- **ABOUT THIS TASK**:
When you retype the data, keep every line exactly as it appears.

(Transcribed document page entries)

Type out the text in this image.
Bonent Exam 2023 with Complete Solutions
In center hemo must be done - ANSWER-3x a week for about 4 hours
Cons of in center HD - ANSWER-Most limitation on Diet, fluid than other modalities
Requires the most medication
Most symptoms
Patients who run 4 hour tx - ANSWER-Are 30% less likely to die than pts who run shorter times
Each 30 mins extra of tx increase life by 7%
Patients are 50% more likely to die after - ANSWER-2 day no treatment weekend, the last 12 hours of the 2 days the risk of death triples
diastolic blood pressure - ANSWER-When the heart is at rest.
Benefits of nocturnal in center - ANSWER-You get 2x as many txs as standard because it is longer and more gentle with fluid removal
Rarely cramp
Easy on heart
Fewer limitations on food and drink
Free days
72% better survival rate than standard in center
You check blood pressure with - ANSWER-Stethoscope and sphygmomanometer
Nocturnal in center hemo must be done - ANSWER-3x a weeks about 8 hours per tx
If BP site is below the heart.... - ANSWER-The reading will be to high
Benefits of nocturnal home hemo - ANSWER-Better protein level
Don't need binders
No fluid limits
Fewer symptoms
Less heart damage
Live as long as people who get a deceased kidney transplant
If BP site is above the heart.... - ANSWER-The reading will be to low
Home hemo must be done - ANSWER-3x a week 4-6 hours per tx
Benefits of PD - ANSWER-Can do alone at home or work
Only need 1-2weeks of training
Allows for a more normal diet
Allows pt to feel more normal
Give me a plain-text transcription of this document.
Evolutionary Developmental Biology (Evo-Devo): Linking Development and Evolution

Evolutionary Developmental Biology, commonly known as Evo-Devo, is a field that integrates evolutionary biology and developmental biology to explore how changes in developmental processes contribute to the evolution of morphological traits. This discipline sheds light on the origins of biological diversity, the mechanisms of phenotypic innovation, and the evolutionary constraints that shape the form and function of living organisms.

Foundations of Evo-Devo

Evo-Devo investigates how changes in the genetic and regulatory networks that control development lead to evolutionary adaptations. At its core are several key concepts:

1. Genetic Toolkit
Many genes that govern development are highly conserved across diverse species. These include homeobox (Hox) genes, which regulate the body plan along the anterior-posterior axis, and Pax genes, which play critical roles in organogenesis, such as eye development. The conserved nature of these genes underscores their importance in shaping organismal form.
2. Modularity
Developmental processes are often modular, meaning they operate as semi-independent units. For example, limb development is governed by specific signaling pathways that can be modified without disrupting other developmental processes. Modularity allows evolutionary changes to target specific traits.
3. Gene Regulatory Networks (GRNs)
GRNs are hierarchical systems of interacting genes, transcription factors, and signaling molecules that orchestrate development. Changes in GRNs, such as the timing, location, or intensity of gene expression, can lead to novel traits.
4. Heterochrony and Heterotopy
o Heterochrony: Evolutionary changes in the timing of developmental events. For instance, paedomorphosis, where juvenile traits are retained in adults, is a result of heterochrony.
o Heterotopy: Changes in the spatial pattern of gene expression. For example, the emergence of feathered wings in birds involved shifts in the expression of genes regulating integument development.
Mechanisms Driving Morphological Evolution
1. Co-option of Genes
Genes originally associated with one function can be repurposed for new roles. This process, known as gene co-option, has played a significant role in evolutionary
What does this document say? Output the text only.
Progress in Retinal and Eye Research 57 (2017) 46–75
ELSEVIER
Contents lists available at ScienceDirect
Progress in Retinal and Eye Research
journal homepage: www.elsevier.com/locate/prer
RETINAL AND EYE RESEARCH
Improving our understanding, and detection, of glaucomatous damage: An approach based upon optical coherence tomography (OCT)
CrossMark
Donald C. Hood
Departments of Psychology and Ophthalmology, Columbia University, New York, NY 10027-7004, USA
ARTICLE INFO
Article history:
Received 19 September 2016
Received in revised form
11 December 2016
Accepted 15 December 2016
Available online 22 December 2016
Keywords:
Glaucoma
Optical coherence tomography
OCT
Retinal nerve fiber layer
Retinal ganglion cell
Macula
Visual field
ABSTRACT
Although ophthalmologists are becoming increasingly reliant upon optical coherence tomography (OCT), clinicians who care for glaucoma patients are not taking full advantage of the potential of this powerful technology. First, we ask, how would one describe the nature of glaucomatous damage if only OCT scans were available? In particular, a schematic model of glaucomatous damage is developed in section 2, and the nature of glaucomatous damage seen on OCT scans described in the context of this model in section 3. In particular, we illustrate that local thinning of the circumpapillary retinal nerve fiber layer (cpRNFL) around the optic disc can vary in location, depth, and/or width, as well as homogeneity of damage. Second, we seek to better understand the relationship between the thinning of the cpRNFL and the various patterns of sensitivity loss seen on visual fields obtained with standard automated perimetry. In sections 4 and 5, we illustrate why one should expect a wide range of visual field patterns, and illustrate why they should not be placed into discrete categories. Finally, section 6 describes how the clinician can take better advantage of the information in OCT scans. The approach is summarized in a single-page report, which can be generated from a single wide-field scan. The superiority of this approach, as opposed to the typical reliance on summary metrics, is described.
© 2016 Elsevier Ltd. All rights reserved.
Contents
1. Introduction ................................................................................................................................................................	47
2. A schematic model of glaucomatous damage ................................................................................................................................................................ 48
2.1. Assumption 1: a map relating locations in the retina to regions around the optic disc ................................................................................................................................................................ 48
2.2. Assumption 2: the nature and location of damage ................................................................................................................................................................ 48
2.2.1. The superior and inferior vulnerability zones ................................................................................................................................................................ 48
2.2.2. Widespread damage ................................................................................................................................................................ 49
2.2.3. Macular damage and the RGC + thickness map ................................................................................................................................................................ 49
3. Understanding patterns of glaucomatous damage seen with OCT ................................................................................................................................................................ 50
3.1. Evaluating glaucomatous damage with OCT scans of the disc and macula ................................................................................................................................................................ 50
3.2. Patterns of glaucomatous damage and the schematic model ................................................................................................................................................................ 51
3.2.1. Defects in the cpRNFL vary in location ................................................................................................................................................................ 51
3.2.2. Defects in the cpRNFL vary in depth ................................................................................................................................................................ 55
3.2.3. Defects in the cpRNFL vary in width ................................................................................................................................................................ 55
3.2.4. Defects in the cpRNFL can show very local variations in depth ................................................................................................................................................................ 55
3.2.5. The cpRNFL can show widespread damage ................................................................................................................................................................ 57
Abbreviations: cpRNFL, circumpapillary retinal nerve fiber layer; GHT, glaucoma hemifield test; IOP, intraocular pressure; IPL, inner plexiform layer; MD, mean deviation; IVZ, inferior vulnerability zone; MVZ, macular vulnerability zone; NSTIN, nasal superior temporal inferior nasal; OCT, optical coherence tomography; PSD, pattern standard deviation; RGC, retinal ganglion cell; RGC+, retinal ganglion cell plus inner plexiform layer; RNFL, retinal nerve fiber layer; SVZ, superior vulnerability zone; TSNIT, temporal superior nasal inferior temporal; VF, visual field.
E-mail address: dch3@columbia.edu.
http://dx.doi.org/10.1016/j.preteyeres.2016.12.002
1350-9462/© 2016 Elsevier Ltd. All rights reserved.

- **RESULT**:
Type out the text in this image.
Bonent Exam 2023 with Complete Solutions
In center hemo must be done - ANSWER-3x a week for about 4 hours
Cons of in center HD - ANSWER-Most limitation on Diet, fluid than other modalities
Requires the most medication
Most symptoms
Patients who run 4 hour tx - ANSWER-Are 30% less likely to die than pts who run shorter times
Each 30 mins extra of tx increase life by 7%
Patients are 50% more likely to die after - ANSWER-2 day no treatment weekend, the last 12 hours of the 2 days the risk of death triples
diastolic blood pressure - ANSWER-When the heart is at rest.
Benefits of nocturnal in center - ANSWER-You get 2x as many txs as standard because it is longer and more gentle with fluid removal
Rarely cramp
Easy on heart
Fewer limitations on food and drink
Free days
72% better survival rate than standard in center
You check blood pressure with - ANSWER-Stethoscope and sphygmomanometer
Nocturnal in center hemo must be done - ANSWER-3x a weeks about 8 hours per tx
If BP site is below the heart.... - ANSWER-The reading will be to high
Benefits of nocturnal home hemo - ANSWER-Better protein level
Don't need binders
No fluid limits
Fewer symptoms
Less heart damage
Live as long as people who get a deceased kidney transplant
If BP site is above the heart.... - ANSWER-The reading will be to low
Home hemo must be done - ANSWER-3x a week 4-6 hours per tx
Benefits of PD - ANSWER-Can do alone at home or work
Only need 1-2weeks of training
Allows for a more normal diet
Allows pt to feel more normal
Give me a plain-text transcription of this document.
Evolutionary Developmental Biology (Evo-Devo): Linking Development and Evolution

Evolutionary Developmental Biology, commonly known as Evo-Devo, is a field that integrates evolutionary biology and developmental biology to explore how changes in developmental processes contribute to the evolution of morphological traits. This discipline sheds light on the origins of biological diversity, the mechanisms of phenotypic innovation, and the evolutionary constraints that shape the form and function of living organisms.

Foundations of Evo-Devo

Evo-Devo investigates how changes in the genetic and regulatory networks that control development lead to evolutionary adaptations. At its core are several key concepts:

1. Genetic Toolkit
Many genes that govern development are highly conserved across diverse species. These include homeobox (Hox) genes, which regulate the body plan along the anterior-posterior axis, and Pax genes, which play critical roles in organogenesis, such as eye development. The conserved nature of these genes underscores their importance in shaping organismal form.
2. Modularity
Developmental processes are often modular, meaning they operate as semi-independent units. For example, limb development is governed by specific signaling pathways that can be modified without disrupting other developmental processes. Modularity allows evolutionary changes to target specific traits.
3. Gene Regulatory Networks (GRNs)
GRNs are hierarchical systems of interacting genes, transcription factors, and signaling molecules that orchestrate development. Changes in GRNs, such as the timing, location, or intensity of gene expression, can lead to novel traits.
4. Heterochrony and Heterotopy
o Heterochrony: Evolutionary changes in the timing of developmental events. For instance, paedomorphosis, where juvenile traits are retained in adults, is a result of heterochrony.
o Heterotopy: Changes in the spatial pattern of gene expression. For example, the emergence of feathered wings in birds involved shifts in the expression of genes regulating integument development.
Mechanisms Driving Morphological Evolution
1. Co-option of Genes
Genes originally associated with one function can be repurposed for new roles. This process, known as gene co-option, has played a significant role in evolutionary
What does this document say? Output the text only.
Progress in Retinal and Eye Research 57 (2017) 46–75
ELSEVIER
Contents lists available at ScienceDirect
Progress in Retinal and Eye Research
journal homepage: www.elsevier.com/locate/prer
RETINAL AND EYE RESEARCH
Improving our understanding, and detection, of glaucomatous damage: An approach based upon optical coherence tomography (OCT)
CrossMark
Donald C. Hood
Departments of Psychology and Ophthalmology, Columbia University, New York, NY 10027-7004, USA
ARTICLE INFO
Article history:
Received 19 September 2016
Received in revised form
11 December 2016
Accepted 15 December 2016
Available online 22 December 2016
Keywords:
Glaucoma
Optical coherence tomography
OCT
Retinal nerve fiber layer
Retinal ganglion cell
Macula
Visual field
ABSTRACT
Although ophthalmologists are becoming increasingly reliant upon optical coherence tomography (OCT), clinicians who care for glaucoma patients are not taking full advantage of the potential of this powerful technology. First, we ask, how would one describe the nature of glaucomatous damage if only OCT scans were available? In particular, a schematic model of glaucomatous damage is developed in section 2, and the nature of glaucomatous damage seen on OCT scans described in the context of this model in section 3. In particular, we illustrate that local thinning of the circumpapillary retinal nerve fiber layer (cpRNFL) around the optic disc can vary in location, depth, and/or width, as well as homogeneity of damage. Second, we seek to better understand the relationship between the thinning of the cpRNFL and the various patterns of sensitivity loss seen on visual fields obtained with standard automated perimetry. In sections 4 and 5, we illustrate why one should expect a wide range of visual field patterns, and illustrate why they should not be placed into discrete categories. Finally, section 6 describes how the clinician can take better advantage of the information in OCT scans. The approach is summarized in a single-page report, which can be generated from a single wide-field scan. The superiority of this approach, as opposed to the typical reliance on summary metrics, is described.
© 2016 Elsevier Ltd. All rights reserved.
Contents
1. Introduction ................................................................................................................................................................	47
2. A schematic model of glaucomatous damage ................................................................................................................................................................ 48
2.1. Assumption 1: a map relating locations in the retina to regions around the optic disc ................................................................................................................................................................ 48
2.2. Assumption 2: the nature and location of damage ................................................................................................................................................................ 48
2.2.1. The superior and inferior vulnerability zones ................................................................................................................................................................ 48
2.2.2. Widespread damage ................................................................................................................................................................ 49
2.2.3. Macular damage and the RGC + thickness map ................................................................................................................................................................ 49
3. Understanding patterns of glaucomatous damage seen with OCT ................................................................................................................................................................ 50
3.1. Evaluating glaucomatous damage with OCT scans of the disc and macula ................................................................................................................................................................ 50
3.2. Patterns of glaucomatous damage and the schematic model ................................................................................................................................................................ 51
3.2.1. Defects in the cpRNFL vary in location ................................................................................................................................................................ 51
3.2.2. Defects in the cpRNFL vary in depth ................................................................................................................................................................ 55
3.2.3. Defects in the cpRNFL vary in width ................................................................................................................................................................ 55
3.2.4. Defects in the cpRNFL can show very local variations in depth ................................................................................................................................................................ 55
3.2.5. The cpRNFL can show widespread damage ................................................................................................................................................................ 57
Abbreviations: cpRNFL, circumpapillary retinal nerve fiber layer; GHT, glaucoma hemifield test; IOP, intraocular pressure; IPL, inner plexiform layer; MD, mean deviation; IVZ, inferior vulnerability zone; MVZ, macular vulnerability zone; NSTIN, nasal superior temporal inferior nasal; OCT, optical coherence tomography; PSD, pattern standard deviation; RGC, retinal ganglion cell; RGC+, retinal ganglion cell plus inner plexiform layer; RNFL, retinal nerve fiber layer; SVZ, superior vulnerability zone; TSNIT, temporal superior nasal inferior temporal; VF, visual field.
E-mail address: dch3@columbia.edu.
http://dx.doi.org/10.1016/j.preteyeres.2016.12.002
1350-9462/© 2016 Elsevier Ltd. All rights reserved.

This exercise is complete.